— start of Provided records —

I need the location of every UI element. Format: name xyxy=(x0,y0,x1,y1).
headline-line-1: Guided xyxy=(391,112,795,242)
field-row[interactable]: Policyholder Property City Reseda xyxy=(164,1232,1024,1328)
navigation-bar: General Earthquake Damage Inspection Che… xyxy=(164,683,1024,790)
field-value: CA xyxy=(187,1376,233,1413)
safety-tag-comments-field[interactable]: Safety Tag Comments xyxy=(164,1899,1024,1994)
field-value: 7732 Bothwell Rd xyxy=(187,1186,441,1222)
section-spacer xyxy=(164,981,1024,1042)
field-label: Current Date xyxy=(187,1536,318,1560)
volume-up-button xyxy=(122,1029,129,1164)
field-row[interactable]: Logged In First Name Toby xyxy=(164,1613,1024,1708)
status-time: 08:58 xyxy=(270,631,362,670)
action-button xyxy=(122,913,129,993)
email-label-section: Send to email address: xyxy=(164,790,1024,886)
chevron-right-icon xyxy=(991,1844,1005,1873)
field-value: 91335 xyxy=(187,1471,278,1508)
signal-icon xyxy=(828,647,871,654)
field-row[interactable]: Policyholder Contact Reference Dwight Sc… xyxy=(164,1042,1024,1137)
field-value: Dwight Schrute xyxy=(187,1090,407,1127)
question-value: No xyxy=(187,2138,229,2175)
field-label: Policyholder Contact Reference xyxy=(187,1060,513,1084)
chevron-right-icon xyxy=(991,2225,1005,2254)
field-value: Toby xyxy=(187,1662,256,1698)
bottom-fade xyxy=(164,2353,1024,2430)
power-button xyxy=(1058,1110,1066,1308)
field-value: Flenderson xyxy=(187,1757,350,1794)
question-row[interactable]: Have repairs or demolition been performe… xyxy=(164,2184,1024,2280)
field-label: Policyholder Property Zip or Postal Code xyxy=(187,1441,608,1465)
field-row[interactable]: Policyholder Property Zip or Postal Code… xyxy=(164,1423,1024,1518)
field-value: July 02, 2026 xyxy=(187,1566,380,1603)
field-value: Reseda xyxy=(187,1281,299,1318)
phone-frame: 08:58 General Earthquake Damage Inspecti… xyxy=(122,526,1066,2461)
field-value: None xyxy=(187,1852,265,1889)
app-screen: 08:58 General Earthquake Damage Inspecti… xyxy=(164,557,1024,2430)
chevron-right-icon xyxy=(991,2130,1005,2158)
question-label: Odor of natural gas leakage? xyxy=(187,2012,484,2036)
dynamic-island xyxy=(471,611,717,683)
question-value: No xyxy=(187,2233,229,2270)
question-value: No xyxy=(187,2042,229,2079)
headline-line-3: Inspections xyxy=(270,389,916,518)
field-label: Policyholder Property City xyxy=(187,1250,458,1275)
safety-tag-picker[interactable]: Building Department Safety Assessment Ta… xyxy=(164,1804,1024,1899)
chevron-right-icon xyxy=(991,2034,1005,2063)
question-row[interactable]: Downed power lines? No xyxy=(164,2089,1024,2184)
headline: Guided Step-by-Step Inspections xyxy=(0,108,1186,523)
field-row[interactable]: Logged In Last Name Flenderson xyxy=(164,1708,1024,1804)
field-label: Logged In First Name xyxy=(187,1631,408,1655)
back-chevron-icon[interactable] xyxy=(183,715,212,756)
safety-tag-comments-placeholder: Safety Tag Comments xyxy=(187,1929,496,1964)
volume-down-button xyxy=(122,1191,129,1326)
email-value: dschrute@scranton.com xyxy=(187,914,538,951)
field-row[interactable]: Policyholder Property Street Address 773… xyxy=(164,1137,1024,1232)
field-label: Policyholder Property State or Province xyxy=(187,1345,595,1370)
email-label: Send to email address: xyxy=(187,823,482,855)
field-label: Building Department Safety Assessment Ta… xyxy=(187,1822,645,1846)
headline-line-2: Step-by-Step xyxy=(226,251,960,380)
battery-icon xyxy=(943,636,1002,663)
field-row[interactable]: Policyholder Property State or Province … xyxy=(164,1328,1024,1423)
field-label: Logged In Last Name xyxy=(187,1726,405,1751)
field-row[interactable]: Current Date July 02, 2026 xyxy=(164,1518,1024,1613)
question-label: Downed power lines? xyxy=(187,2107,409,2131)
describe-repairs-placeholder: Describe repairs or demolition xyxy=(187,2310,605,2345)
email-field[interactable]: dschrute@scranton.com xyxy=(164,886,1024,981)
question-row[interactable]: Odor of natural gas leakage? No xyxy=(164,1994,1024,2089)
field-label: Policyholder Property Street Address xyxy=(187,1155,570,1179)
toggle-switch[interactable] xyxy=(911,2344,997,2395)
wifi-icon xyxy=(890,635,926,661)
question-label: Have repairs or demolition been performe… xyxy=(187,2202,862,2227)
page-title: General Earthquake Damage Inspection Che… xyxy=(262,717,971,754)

— end of Provided records —

● **Request**
Copy all the records above again, switching every "chevron-right-icon" to "arrow-right-icon" and leaving everything else unchanged.

● **Written reply**
I need the location of every UI element. Format: name xyxy=(x0,y0,x1,y1).
headline-line-1: Guided xyxy=(391,112,795,242)
field-row[interactable]: Policyholder Property City Reseda xyxy=(164,1232,1024,1328)
navigation-bar: General Earthquake Damage Inspection Che… xyxy=(164,683,1024,790)
field-value: CA xyxy=(187,1376,233,1413)
safety-tag-comments-field[interactable]: Safety Tag Comments xyxy=(164,1899,1024,1994)
field-value: 7732 Bothwell Rd xyxy=(187,1186,441,1222)
section-spacer xyxy=(164,981,1024,1042)
field-label: Current Date xyxy=(187,1536,318,1560)
volume-up-button xyxy=(122,1029,129,1164)
field-row[interactable]: Logged In First Name Toby xyxy=(164,1613,1024,1708)
status-time: 08:58 xyxy=(270,631,362,670)
action-button xyxy=(122,913,129,993)
email-label-section: Send to email address: xyxy=(164,790,1024,886)
arrow-right-icon xyxy=(991,1844,1005,1873)
field-value: 91335 xyxy=(187,1471,278,1508)
signal-icon xyxy=(828,647,871,654)
field-row[interactable]: Policyholder Contact Reference Dwight Sc… xyxy=(164,1042,1024,1137)
field-value: Dwight Schrute xyxy=(187,1090,407,1127)
question-value: No xyxy=(187,2138,229,2175)
field-label: Policyholder Contact Reference xyxy=(187,1060,513,1084)
arrow-right-icon xyxy=(991,2225,1005,2254)
field-value: Toby xyxy=(187,1662,256,1698)
bottom-fade xyxy=(164,2353,1024,2430)
power-button xyxy=(1058,1110,1066,1308)
field-value: Flenderson xyxy=(187,1757,350,1794)
question-row[interactable]: Have repairs or demolition been performe… xyxy=(164,2184,1024,2280)
field-label: Policyholder Property Zip or Postal Code xyxy=(187,1441,608,1465)
field-row[interactable]: Policyholder Property Zip or Postal Code… xyxy=(164,1423,1024,1518)
field-value: July 02, 2026 xyxy=(187,1566,380,1603)
field-value: Reseda xyxy=(187,1281,299,1318)
phone-frame: 08:58 General Earthquake Damage Inspecti… xyxy=(122,526,1066,2461)
field-value: None xyxy=(187,1852,265,1889)
app-screen: 08:58 General Earthquake Damage Inspecti… xyxy=(164,557,1024,2430)
arrow-right-icon xyxy=(991,2130,1005,2158)
question-label: Odor of natural gas leakage? xyxy=(187,2012,484,2036)
dynamic-island xyxy=(471,611,717,683)
question-value: No xyxy=(187,2233,229,2270)
question-value: No xyxy=(187,2042,229,2079)
headline-line-3: Inspections xyxy=(270,389,916,518)
field-label: Policyholder Property City xyxy=(187,1250,458,1275)
safety-tag-picker[interactable]: Building Department Safety Assessment Ta… xyxy=(164,1804,1024,1899)
arrow-right-icon xyxy=(991,2034,1005,2063)
question-row[interactable]: Downed power lines? No xyxy=(164,2089,1024,2184)
headline: Guided Step-by-Step Inspections xyxy=(0,108,1186,523)
field-row[interactable]: Logged In Last Name Flenderson xyxy=(164,1708,1024,1804)
field-label: Logged In First Name xyxy=(187,1631,408,1655)
back-chevron-icon[interactable] xyxy=(183,715,212,756)
safety-tag-comments-placeholder: Safety Tag Comments xyxy=(187,1929,496,1964)
volume-down-button xyxy=(122,1191,129,1326)
email-value: dschrute@scranton.com xyxy=(187,914,538,951)
field-row[interactable]: Policyholder Property Street Address 773… xyxy=(164,1137,1024,1232)
field-label: Policyholder Property State or Province xyxy=(187,1345,595,1370)
email-label: Send to email address: xyxy=(187,823,482,855)
field-label: Building Department Safety Assessment Ta… xyxy=(187,1822,645,1846)
headline-line-2: Step-by-Step xyxy=(226,251,960,380)
battery-icon xyxy=(943,636,1002,663)
field-row[interactable]: Policyholder Property State or Province … xyxy=(164,1328,1024,1423)
field-label: Logged In Last Name xyxy=(187,1726,405,1751)
field-row[interactable]: Current Date July 02, 2026 xyxy=(164,1518,1024,1613)
question-label: Downed power lines? xyxy=(187,2107,409,2131)
describe-repairs-placeholder: Describe repairs or demolition xyxy=(187,2310,605,2345)
email-field[interactable]: dschrute@scranton.com xyxy=(164,886,1024,981)
question-row[interactable]: Odor of natural gas leakage? No xyxy=(164,1994,1024,2089)
field-label: Policyholder Property Street Address xyxy=(187,1155,570,1179)
toggle-switch[interactable] xyxy=(911,2344,997,2395)
wifi-icon xyxy=(890,635,926,661)
question-label: Have repairs or demolition been performe… xyxy=(187,2202,862,2227)
page-title: General Earthquake Damage Inspection Che… xyxy=(262,717,971,754)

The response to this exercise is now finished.